↓

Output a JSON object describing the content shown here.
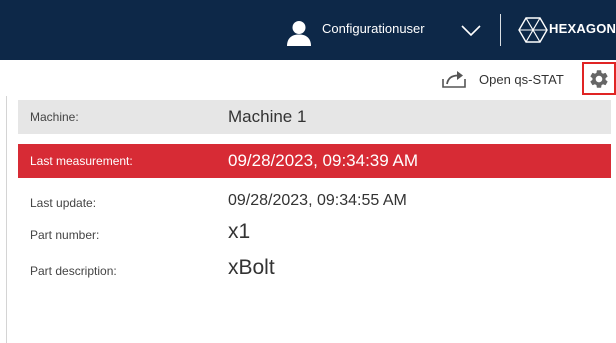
{
  "header": {
    "user_name": "Configurationuser",
    "brand": "HEXAGON"
  },
  "toolbar": {
    "open_label": "Open qs-STAT",
    "settings_icon": "gear-icon"
  },
  "details": [
    {
      "label": "Machine:",
      "value": "Machine 1"
    },
    {
      "label": "Last measurement:",
      "value": "09/28/2023, 09:34:39 AM"
    },
    {
      "label": "Last update:",
      "value": "09/28/2023, 09:34:55 AM"
    },
    {
      "label": "Part number:",
      "value": "x1"
    },
    {
      "label": "Part description:",
      "value": "xBolt"
    }
  ],
  "colors": {
    "header_bg": "#0d2848",
    "highlight_row": "#d72b35",
    "settings_border": "#e02424",
    "machine_row_bg": "#e6e6e6"
  }
}
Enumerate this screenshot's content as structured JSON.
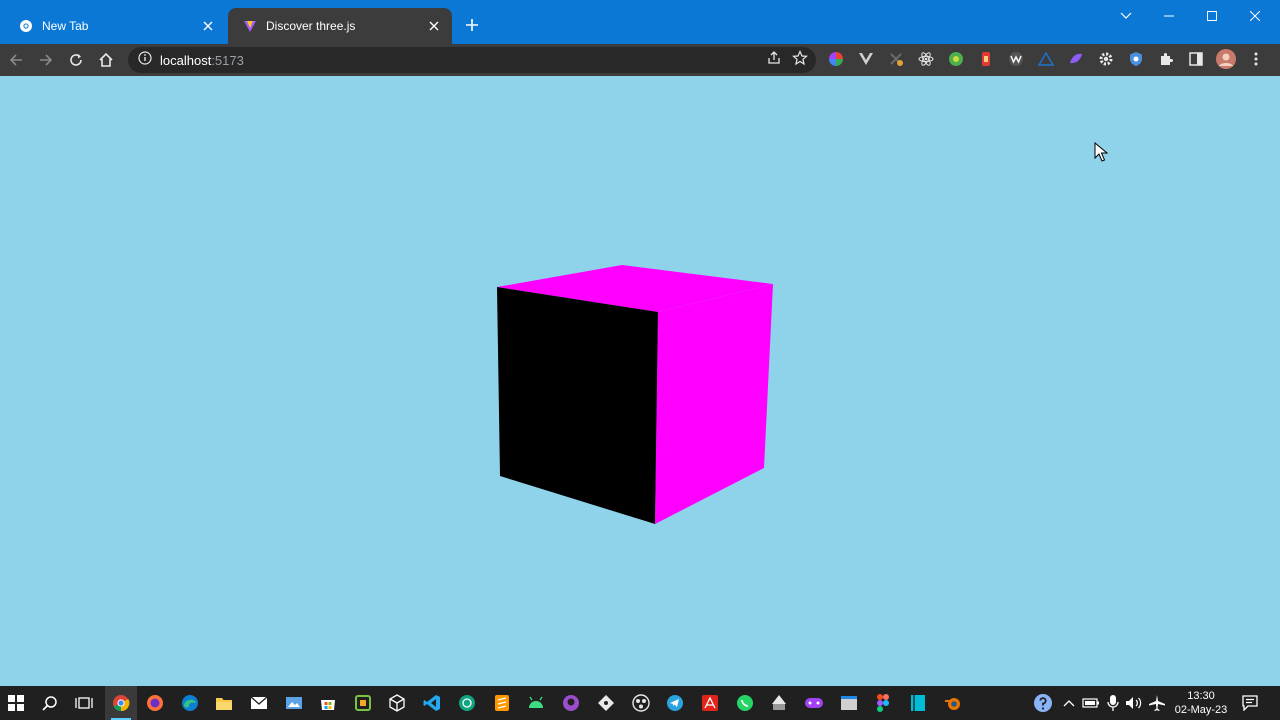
{
  "tabs": [
    {
      "title": "New Tab",
      "active": false
    },
    {
      "title": "Discover three.js",
      "active": true
    }
  ],
  "address_bar": {
    "host": "localhost",
    "port": ":5173"
  },
  "scene": {
    "background_color": "#8fd3eb",
    "cube_colors": {
      "top": "#ff00ff",
      "right": "#ff00ff",
      "front": "#000000"
    }
  },
  "taskbar": {
    "time": "13:30",
    "date": "02-May-23"
  },
  "colors": {
    "tabstrip": "#0a78d4",
    "toolbar": "#3c3c3c",
    "taskbar": "#202020",
    "accent": "#60cdff"
  }
}
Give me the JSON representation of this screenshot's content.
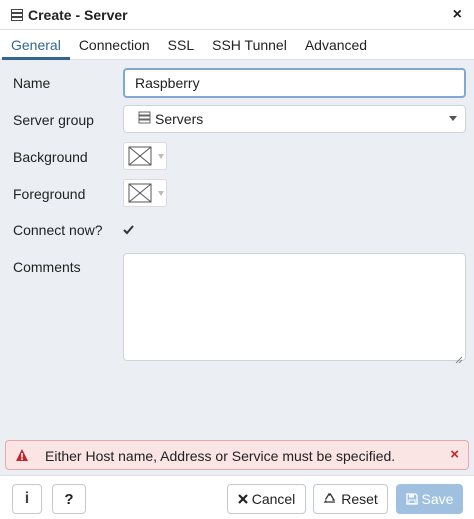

↑

Find the lines that include the string "this", then copy each of them.

■ Task result:
Enumerate this screenshot's content as structured JSON.
Give me the JSON representation of this screenshot's content.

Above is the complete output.